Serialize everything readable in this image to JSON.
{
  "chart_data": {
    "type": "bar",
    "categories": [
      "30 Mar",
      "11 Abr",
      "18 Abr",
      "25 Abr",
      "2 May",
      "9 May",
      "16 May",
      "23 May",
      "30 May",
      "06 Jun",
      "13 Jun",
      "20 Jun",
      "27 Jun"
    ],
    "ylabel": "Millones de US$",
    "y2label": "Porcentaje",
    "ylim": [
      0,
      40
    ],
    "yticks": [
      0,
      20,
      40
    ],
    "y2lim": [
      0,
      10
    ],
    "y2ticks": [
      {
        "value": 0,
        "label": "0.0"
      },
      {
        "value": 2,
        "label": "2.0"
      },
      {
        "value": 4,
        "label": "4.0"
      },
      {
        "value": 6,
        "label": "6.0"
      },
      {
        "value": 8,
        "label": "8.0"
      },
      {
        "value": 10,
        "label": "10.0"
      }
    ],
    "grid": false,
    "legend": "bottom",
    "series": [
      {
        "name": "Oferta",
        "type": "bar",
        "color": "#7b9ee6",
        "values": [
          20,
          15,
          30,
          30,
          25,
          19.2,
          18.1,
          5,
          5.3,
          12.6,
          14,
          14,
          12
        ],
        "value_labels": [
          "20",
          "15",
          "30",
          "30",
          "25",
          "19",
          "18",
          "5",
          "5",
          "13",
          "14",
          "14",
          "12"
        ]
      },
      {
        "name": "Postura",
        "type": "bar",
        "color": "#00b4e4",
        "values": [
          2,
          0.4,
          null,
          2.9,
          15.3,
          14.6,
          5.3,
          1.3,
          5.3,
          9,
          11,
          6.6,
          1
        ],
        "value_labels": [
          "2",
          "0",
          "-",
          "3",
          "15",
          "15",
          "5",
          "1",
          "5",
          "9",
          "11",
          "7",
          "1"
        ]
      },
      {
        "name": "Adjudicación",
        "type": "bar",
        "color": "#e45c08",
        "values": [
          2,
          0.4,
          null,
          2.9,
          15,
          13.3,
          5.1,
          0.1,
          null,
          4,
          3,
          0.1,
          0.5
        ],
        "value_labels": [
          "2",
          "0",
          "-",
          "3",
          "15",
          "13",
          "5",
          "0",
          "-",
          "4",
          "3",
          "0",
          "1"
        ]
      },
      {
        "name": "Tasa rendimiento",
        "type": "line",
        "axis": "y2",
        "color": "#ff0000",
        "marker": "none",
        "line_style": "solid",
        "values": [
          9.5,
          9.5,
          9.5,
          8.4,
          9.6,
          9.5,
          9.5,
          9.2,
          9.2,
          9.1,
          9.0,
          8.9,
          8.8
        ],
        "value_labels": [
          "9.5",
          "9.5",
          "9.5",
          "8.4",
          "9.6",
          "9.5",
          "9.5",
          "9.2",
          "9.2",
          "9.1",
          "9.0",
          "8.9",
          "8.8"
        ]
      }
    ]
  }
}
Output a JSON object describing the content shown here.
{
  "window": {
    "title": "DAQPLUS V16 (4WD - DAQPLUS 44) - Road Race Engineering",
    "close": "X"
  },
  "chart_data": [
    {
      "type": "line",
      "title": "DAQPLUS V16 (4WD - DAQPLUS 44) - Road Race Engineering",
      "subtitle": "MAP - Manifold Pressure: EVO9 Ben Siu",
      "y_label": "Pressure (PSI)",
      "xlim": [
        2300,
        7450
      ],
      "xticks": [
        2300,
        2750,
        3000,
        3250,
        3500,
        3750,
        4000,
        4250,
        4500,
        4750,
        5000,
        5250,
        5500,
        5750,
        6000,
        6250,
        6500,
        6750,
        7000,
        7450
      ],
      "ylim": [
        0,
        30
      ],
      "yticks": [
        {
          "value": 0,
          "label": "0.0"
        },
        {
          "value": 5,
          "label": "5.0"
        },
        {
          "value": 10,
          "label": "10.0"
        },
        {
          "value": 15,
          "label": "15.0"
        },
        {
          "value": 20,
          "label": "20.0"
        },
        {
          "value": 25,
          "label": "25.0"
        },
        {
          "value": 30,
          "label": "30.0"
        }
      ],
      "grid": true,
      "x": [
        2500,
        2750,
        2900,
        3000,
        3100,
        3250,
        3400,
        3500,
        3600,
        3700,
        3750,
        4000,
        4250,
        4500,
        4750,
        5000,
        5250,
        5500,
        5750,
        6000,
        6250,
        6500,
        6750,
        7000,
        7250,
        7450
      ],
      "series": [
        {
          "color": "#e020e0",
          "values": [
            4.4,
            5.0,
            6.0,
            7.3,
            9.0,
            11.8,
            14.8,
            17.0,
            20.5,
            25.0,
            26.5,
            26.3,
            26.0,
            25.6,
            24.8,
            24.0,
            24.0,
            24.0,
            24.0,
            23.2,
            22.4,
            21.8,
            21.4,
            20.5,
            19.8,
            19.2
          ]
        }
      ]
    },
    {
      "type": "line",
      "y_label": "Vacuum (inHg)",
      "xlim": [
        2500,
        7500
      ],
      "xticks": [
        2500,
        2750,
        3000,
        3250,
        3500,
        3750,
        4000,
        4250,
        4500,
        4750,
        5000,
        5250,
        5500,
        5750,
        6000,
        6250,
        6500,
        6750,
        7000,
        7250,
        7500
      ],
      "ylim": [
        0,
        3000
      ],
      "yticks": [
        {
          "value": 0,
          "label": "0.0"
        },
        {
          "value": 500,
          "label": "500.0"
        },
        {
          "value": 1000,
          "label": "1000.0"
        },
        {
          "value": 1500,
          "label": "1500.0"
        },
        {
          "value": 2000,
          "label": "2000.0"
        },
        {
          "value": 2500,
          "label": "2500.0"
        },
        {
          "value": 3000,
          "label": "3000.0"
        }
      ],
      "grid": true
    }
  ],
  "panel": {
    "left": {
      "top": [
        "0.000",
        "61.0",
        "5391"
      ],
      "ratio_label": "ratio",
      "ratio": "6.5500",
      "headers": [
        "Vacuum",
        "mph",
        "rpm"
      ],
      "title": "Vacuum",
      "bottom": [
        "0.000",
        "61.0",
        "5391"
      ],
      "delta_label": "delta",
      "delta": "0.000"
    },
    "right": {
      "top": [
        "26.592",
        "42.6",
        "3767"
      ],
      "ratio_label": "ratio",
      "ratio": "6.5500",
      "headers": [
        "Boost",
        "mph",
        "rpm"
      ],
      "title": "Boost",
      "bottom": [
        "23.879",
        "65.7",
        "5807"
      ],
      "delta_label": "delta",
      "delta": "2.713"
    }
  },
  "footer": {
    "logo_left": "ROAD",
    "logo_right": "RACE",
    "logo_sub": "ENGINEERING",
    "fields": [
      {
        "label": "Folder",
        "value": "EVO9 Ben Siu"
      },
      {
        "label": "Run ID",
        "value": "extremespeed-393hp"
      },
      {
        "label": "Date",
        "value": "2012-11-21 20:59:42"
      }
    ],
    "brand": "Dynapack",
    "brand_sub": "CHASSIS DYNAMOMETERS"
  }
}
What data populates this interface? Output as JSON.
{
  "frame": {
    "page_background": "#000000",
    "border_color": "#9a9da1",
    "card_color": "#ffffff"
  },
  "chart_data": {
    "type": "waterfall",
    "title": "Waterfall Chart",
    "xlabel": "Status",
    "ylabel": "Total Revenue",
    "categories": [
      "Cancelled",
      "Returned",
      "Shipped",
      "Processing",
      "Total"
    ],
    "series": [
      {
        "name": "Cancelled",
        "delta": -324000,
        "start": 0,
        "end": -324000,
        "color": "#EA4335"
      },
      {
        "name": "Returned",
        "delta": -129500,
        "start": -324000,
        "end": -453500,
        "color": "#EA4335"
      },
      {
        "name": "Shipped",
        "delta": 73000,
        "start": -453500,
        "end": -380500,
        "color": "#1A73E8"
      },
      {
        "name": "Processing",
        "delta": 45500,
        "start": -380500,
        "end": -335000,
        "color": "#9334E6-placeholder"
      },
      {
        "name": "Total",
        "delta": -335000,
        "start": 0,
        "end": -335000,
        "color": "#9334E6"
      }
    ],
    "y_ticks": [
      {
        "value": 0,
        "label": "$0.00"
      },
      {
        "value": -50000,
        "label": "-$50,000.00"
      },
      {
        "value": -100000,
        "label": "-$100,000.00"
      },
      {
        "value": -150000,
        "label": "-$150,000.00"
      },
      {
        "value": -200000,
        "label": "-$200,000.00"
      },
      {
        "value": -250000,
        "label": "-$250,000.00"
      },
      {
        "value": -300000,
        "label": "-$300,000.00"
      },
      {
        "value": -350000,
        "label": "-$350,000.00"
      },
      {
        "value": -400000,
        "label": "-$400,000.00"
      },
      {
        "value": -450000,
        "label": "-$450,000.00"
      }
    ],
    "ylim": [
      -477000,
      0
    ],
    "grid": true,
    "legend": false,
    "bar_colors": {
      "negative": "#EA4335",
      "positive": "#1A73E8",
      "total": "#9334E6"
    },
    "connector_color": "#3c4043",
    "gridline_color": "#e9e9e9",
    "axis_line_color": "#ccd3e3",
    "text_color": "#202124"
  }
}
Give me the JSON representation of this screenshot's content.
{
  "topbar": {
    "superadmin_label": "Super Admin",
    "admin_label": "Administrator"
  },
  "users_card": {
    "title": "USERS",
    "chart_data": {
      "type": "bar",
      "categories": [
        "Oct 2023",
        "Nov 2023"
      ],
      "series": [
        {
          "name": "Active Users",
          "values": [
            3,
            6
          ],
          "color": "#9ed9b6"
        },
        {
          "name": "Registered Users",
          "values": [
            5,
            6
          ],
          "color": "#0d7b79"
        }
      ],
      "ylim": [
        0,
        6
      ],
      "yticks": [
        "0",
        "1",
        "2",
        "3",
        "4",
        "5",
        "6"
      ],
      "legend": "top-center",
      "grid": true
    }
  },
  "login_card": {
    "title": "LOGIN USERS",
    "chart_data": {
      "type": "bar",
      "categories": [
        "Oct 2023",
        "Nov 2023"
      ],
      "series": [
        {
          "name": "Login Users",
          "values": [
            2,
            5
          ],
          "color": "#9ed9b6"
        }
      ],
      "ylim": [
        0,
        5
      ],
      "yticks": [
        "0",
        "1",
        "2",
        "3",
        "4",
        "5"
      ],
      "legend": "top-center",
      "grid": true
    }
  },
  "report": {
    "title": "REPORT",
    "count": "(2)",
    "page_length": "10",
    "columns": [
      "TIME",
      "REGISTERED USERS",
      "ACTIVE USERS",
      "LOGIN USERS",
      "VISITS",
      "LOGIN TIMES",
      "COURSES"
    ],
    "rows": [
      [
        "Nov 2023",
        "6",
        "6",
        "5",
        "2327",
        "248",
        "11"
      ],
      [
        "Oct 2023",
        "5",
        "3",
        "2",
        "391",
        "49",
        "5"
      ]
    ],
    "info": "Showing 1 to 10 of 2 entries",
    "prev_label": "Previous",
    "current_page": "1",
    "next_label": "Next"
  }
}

+--

- _GOAL_: List all lines in the material containing the string "Output".

- _ANSWER TO THE EXERCISE_:
Output a JSON object describing the content shown here.
What data populates this interface? Output as JSON.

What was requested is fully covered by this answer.